> [Instructions for the task] Transcribe each record below word for word.

> [Recorded data]
§

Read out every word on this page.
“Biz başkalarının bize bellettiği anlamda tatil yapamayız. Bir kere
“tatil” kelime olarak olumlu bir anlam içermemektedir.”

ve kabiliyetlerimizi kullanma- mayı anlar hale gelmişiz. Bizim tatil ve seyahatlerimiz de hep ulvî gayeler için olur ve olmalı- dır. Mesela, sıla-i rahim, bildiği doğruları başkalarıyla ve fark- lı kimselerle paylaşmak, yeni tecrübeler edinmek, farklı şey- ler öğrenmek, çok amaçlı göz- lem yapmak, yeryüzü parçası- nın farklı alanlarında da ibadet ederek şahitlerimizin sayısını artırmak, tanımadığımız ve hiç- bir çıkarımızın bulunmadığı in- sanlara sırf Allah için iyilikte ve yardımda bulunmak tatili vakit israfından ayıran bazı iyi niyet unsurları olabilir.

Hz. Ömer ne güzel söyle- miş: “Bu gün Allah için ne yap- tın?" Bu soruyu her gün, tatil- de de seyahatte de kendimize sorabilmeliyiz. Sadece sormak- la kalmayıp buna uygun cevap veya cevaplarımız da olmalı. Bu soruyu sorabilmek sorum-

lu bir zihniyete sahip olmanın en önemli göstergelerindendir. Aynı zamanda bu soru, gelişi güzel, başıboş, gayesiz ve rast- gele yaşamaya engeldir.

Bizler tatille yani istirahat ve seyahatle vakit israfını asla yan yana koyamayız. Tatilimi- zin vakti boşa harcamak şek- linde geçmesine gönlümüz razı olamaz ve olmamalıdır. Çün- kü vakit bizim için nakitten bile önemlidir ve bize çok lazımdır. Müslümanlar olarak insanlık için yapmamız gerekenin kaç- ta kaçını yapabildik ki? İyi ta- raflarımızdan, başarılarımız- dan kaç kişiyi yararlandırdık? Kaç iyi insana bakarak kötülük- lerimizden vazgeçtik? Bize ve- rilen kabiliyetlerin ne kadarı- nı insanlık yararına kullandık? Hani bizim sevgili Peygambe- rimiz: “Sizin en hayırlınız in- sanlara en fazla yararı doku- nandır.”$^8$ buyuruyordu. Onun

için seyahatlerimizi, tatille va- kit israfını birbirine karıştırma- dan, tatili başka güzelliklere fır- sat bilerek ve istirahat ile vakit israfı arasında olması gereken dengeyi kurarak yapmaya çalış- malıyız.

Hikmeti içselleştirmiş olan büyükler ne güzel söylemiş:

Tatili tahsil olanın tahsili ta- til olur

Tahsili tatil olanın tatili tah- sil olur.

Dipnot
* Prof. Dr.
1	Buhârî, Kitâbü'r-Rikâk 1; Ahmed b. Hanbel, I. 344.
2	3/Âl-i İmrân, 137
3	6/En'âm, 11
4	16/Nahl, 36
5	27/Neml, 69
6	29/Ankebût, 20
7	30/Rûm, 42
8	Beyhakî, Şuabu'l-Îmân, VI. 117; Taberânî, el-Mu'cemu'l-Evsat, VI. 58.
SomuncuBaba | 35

§

> [Exercise answer]
Read out every word on this page.
“Biz başkalarının bize bellettiği anlamda tatil yapamayız. Bir kere
“tatil” kelime olarak olumlu bir anlam içermemektedir.”

ve kabiliyetlerimizi kullanma- mayı anlar hale gelmişiz. Bizim tatil ve seyahatlerimiz de hep ulvî gayeler için olur ve olmalı- dır. Mesela, sıla-i rahim, bildiği doğruları başkalarıyla ve fark- lı kimselerle paylaşmak, yeni tecrübeler edinmek, farklı şey- ler öğrenmek, çok amaçlı göz- lem yapmak, yeryüzü parçası- nın farklı alanlarında da ibadet ederek şahitlerimizin sayısını artırmak, tanımadığımız ve hiç- bir çıkarımızın bulunmadığı in- sanlara sırf Allah için iyilikte ve yardımda bulunmak tatili vakit israfından ayıran bazı iyi niyet unsurları olabilir.

Hz. Ömer ne güzel söyle- miş: “Bu gün Allah için ne yap- tın?" Bu soruyu her gün, tatil- de de seyahatte de kendimize sorabilmeliyiz. Sadece sormak- la kalmayıp buna uygun cevap veya cevaplarımız da olmalı. Bu soruyu sorabilmek sorum-

lu bir zihniyete sahip olmanın en önemli göstergelerindendir. Aynı zamanda bu soru, gelişi güzel, başıboş, gayesiz ve rast- gele yaşamaya engeldir.

Bizler tatille yani istirahat ve seyahatle vakit israfını asla yan yana koyamayız. Tatilimi- zin vakti boşa harcamak şek- linde geçmesine gönlümüz razı olamaz ve olmamalıdır. Çün- kü vakit bizim için nakitten bile önemlidir ve bize çok lazımdır. Müslümanlar olarak insanlık için yapmamız gerekenin kaç- ta kaçını yapabildik ki? İyi ta- raflarımızdan, başarılarımız- dan kaç kişiyi yararlandırdık? Kaç iyi insana bakarak kötülük- lerimizden vazgeçtik? Bize ve- rilen kabiliyetlerin ne kadarı- nı insanlık yararına kullandık? Hani bizim sevgili Peygambe- rimiz: “Sizin en hayırlınız in- sanlara en fazla yararı doku- nandır.”$^8$ buyuruyordu. Onun

için seyahatlerimizi, tatille va- kit israfını birbirine karıştırma- dan, tatili başka güzelliklere fır- sat bilerek ve istirahat ile vakit israfı arasında olması gereken dengeyi kurarak yapmaya çalış- malıyız.

Hikmeti içselleştirmiş olan büyükler ne güzel söylemiş:

Tatili tahsil olanın tahsili ta- til olur

Tahsili tatil olanın tatili tah- sil olur.

Dipnot
* Prof. Dr.
1	Buhârî, Kitâbü'r-Rikâk 1; Ahmed b. Hanbel, I. 344.
2	3/Âl-i İmrân, 137
3	6/En'âm, 11
4	16/Nahl, 36
5	27/Neml, 69
6	29/Ankebût, 20
7	30/Rûm, 42
8	Beyhakî, Şuabu'l-Îmân, VI. 117; Taberânî, el-Mu'cemu'l-Evsat, VI. 58.
SomuncuBaba | 35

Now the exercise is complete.